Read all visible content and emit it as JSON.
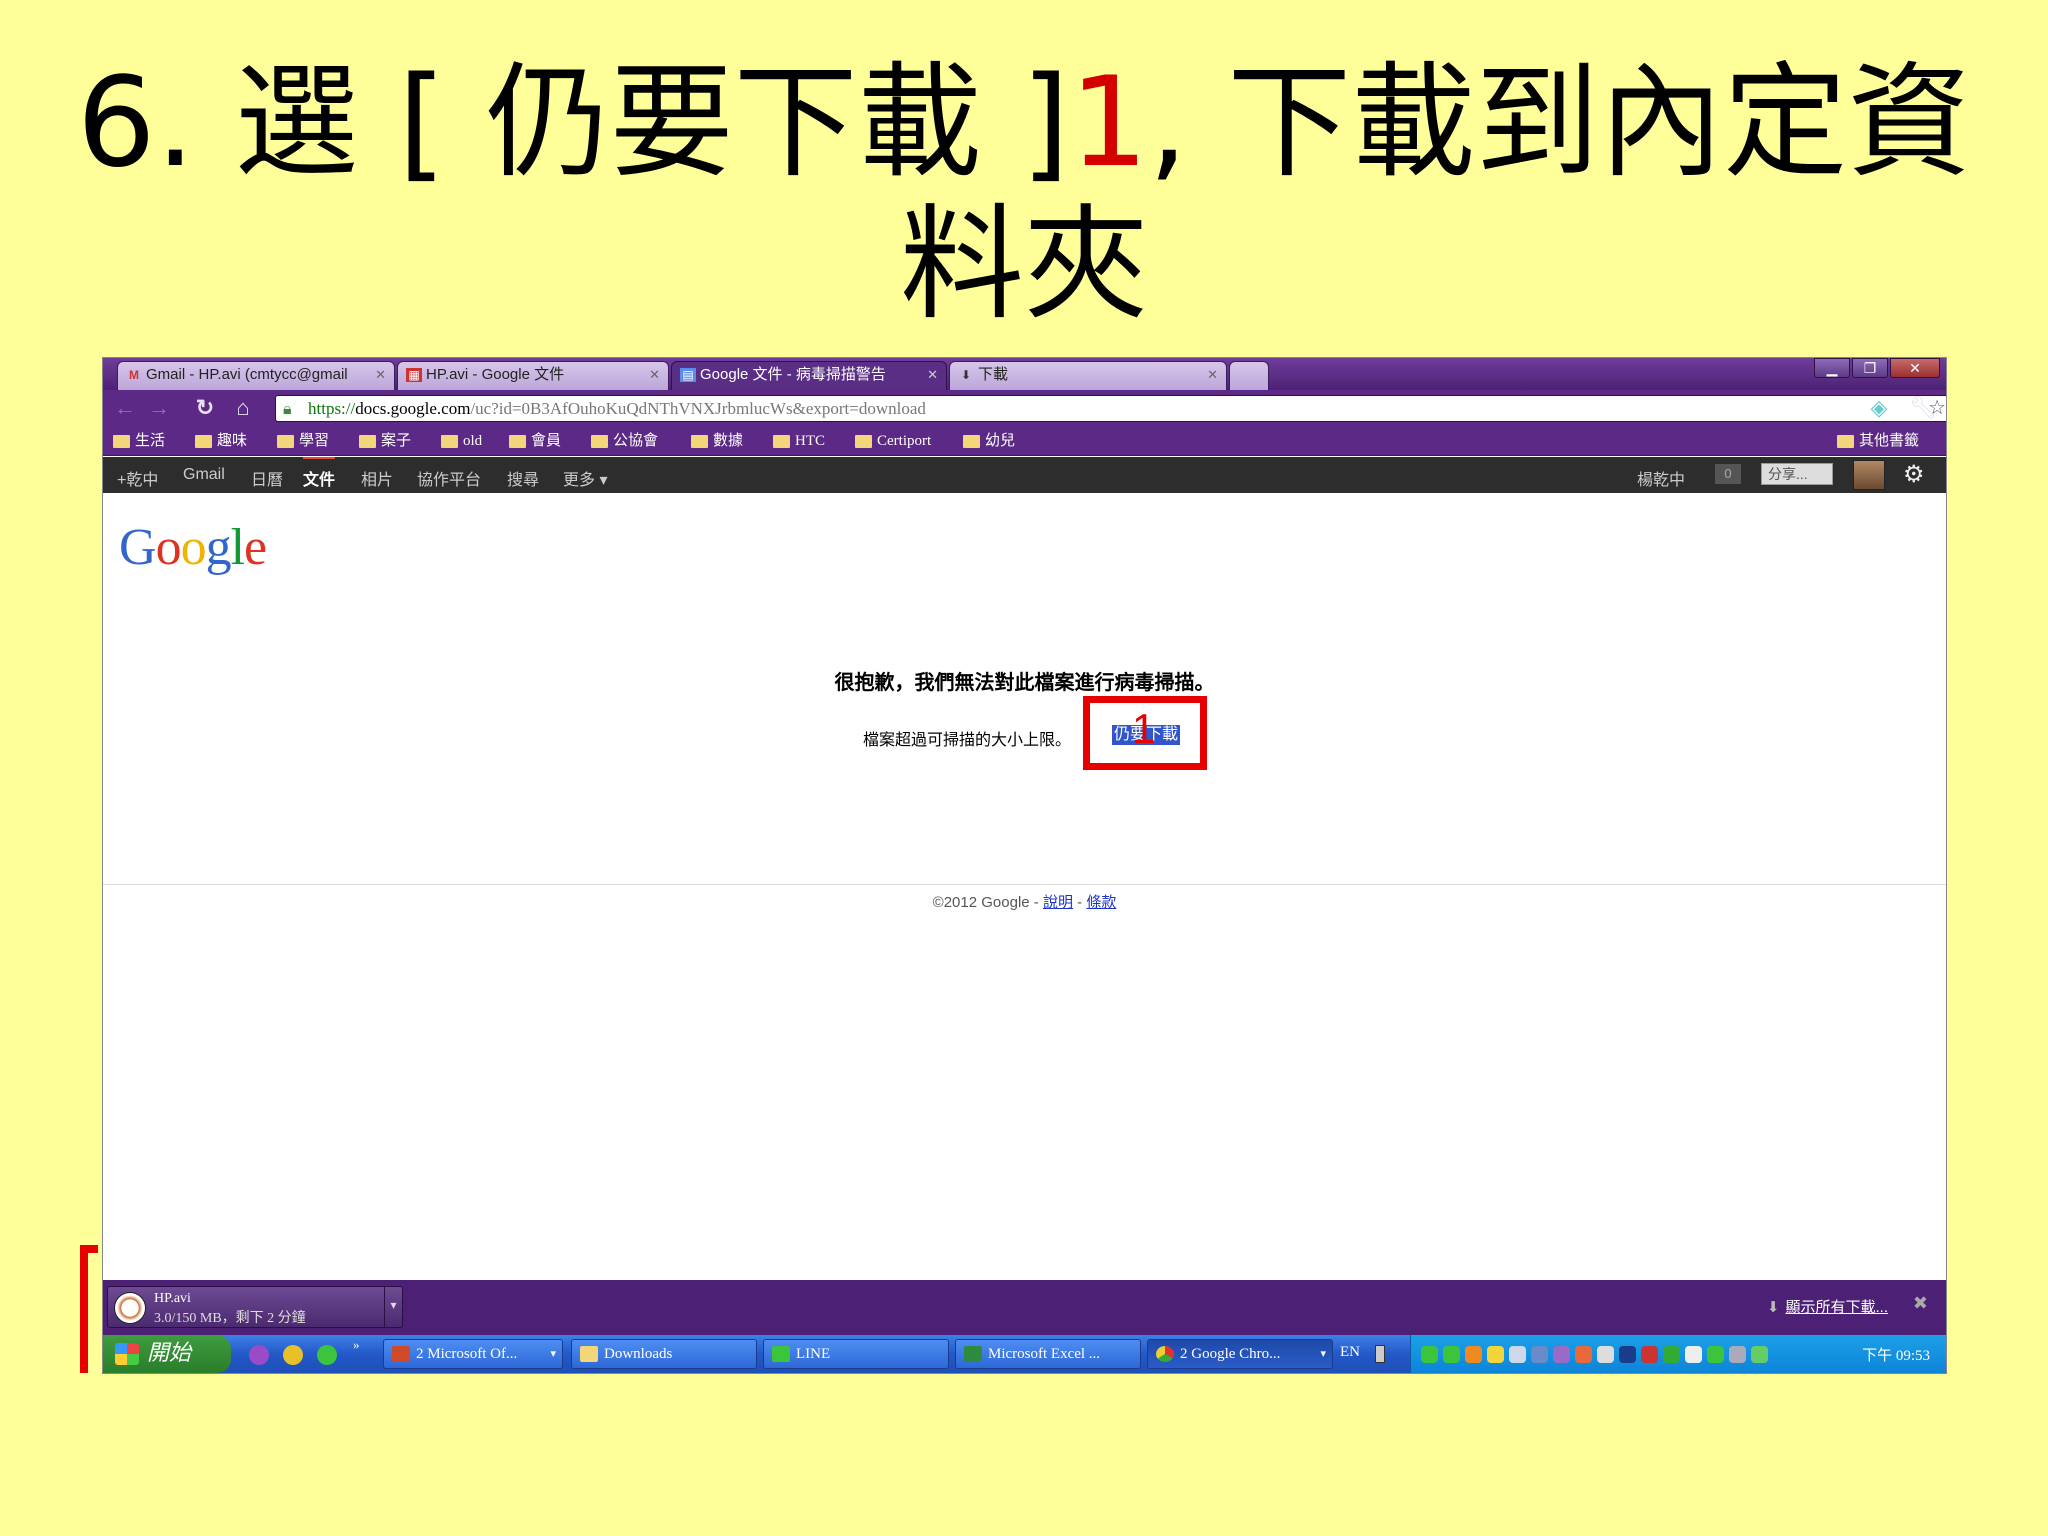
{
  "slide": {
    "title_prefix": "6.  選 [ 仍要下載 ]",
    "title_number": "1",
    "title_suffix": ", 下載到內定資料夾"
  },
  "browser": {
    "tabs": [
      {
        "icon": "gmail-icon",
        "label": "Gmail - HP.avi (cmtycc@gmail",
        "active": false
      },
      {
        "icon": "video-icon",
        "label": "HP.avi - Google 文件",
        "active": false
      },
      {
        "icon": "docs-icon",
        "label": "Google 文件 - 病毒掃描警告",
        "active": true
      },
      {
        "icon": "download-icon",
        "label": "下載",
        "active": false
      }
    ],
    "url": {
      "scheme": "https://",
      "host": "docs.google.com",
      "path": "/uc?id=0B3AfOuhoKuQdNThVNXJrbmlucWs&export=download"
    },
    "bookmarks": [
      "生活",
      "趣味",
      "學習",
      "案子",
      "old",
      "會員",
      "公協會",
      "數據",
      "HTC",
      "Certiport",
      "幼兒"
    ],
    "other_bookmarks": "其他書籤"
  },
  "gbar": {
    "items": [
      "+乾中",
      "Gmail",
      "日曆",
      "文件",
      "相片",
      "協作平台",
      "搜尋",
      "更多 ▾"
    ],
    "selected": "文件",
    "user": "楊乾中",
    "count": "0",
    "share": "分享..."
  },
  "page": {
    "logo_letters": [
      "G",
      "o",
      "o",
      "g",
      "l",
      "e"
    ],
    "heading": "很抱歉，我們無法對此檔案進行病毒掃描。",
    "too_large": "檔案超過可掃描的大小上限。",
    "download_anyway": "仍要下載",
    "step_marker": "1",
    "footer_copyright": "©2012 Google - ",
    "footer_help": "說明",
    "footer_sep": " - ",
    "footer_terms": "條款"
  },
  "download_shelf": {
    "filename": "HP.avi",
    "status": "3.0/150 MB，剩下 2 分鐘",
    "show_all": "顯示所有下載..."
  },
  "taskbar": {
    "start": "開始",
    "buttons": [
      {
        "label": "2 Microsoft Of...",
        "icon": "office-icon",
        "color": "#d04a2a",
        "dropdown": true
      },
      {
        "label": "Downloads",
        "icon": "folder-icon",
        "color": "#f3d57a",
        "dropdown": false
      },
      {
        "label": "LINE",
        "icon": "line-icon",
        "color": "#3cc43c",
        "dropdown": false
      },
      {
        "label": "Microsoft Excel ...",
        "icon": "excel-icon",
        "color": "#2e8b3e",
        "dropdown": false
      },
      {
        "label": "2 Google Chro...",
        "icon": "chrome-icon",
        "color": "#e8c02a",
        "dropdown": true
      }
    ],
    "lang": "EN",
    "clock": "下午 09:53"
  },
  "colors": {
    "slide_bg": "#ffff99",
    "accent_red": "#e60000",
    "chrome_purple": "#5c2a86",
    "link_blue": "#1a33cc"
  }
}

### TASK DESCRIPTION
Reply with the number of lines in the material above that contain "Microsoft", and nothing more.

### EXPECTED ANSWER
2